→ **Requirement 1**
According to the commentary on Brian Cox and science teaching, on which programme did Cox appear?
→ **Requirement 2**
Please extend the commentary on Brian Cox and science teaching, picking up after its final sentence.

The physicist Brian Cox was on the Andrew Marr programme last Sunday. He was asked how easy he found teaching science to his 10 year old son. He proceeded to explain – in 5 minutes – why real science interests everyone, including 10-year-olds. Sadly, many of us were taught science as a set of received rules that clever people had spent their lives working out. So for most of us science is a set of outcomes resulting from other, clever, people’s work.
Brian Cox is interested in science because of all the things that we don’t know, not because of the few things that we do. Talking about teaching his 10-year-old about ‘motion’ he immediately pointed out that motion was really the basis of Einstein’s theory of relativity in 1916. At the time, and throughout his life, Einstein was more famous for what he was investigating than what he knew.
Cox’s point about teaching was that children can be more motivated by learning that there are things that even very clever people don’t know. And not motivated very much at all by the idea that clever people have already sorted everything out.
The excitement comes from researching the things we don’t know.
And so we come to the refrain we hear every day from the Government – that it is ‘following the science’ on the corona virus crisis. This mantra gives the impression (as it is meant to) that the Government is only following the orders of the scientists behind them.
This only works if all the scientists agree.

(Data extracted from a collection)
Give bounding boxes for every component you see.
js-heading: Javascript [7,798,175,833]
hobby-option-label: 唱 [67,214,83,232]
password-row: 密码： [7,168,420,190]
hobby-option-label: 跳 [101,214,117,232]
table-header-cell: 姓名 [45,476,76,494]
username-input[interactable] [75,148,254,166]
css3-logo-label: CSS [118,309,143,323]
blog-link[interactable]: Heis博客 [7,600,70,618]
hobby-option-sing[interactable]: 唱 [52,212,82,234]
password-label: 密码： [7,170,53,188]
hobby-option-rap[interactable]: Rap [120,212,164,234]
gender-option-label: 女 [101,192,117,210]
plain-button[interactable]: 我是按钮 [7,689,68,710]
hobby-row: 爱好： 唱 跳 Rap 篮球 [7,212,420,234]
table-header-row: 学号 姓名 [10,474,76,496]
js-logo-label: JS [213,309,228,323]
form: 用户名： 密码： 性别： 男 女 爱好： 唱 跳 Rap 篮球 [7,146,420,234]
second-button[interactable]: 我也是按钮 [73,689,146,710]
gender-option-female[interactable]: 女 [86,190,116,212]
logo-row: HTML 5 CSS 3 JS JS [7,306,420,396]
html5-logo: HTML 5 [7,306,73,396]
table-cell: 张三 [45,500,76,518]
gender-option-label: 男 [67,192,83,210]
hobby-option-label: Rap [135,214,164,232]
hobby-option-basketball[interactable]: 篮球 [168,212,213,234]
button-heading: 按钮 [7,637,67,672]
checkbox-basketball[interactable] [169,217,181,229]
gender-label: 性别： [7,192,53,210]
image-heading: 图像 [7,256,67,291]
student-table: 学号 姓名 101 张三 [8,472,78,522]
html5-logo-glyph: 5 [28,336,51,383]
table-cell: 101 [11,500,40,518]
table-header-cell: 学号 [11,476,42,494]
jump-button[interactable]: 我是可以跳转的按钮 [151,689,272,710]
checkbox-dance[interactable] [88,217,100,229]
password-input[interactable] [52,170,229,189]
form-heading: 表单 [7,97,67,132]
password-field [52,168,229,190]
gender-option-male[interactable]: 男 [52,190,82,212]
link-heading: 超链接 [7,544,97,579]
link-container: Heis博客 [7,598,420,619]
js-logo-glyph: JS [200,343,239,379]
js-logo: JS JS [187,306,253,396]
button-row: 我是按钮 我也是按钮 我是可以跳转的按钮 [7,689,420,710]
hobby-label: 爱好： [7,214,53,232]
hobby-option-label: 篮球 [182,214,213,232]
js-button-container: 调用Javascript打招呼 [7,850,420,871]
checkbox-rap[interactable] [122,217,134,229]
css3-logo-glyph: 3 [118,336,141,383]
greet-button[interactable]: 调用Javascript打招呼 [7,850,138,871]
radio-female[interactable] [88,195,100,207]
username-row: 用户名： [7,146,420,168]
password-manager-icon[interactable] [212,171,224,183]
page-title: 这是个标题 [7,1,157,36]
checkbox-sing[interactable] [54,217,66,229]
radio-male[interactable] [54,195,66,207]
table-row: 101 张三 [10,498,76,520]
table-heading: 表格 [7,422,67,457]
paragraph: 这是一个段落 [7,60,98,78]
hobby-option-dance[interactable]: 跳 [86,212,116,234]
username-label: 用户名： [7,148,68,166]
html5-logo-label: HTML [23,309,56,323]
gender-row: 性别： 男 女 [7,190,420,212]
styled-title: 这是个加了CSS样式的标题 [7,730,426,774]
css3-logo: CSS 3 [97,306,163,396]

→ **Answer box 1**
The Andrew Marr programme.

→ **Answer box 2**
Brian Cox’s love of researching the unknown is replicated in the everyday process that makes ‘science’ work. Individuals or groups of scientists apply scientific method to identify something that they want to develop and write an article. Before publication, the article is peer-reviewed to ensure that its methods follow the normal canon of scientific method. Others may disagree with the findings and either use the same methods to try and replicate the results, or other aspects of the scientific method to analyse the first scientist’s work. This can go on for some time. There may be big rows.
So most of projects scientists are working on at any given time may be moving towards an agreement. But the whole point of ‘the science’ is not agreement, but disagreement. Science is about dispute and sometimes only reluctantly, after what may be many years of dispute, about agreement. And even then maybe only for just a little while before scientists get back to what they love best – disagreeing, passionately.
So if ‘the science’ says anything, it says doubt.
I think this makes ‘following the science’ a remarkably interesting concept. If a government were genuinely ‘following the science’ it would be talking much more openly about what we don’t know. It would treat the public as sufficiently grown-up to understand about not knowing things and that would lead to a different kind of conversation. It would say, much more often, “We don’t really know”.
During the present crisis, the science really didn’t know that lockdown would limit the infection rate to lower than 1 per person. It looked likely, but it didn’t know. But ‘following the science’ has created a public perspective that reasons that if science has the capacity to tell us what to do, it’s perfectly reasonable for it to expect that it will also tell us the best date for exiting the lockdown.
“The science” will not be able to do that. The real science for ending the lockdown will comprise tens of quite different scientifically informed opinions. Scientists will argue, and it may well be that one very brave one may advise the government on what they might do.
But it won’t be ‘the science’ telling the government what to do. It will be ‘a scientist’.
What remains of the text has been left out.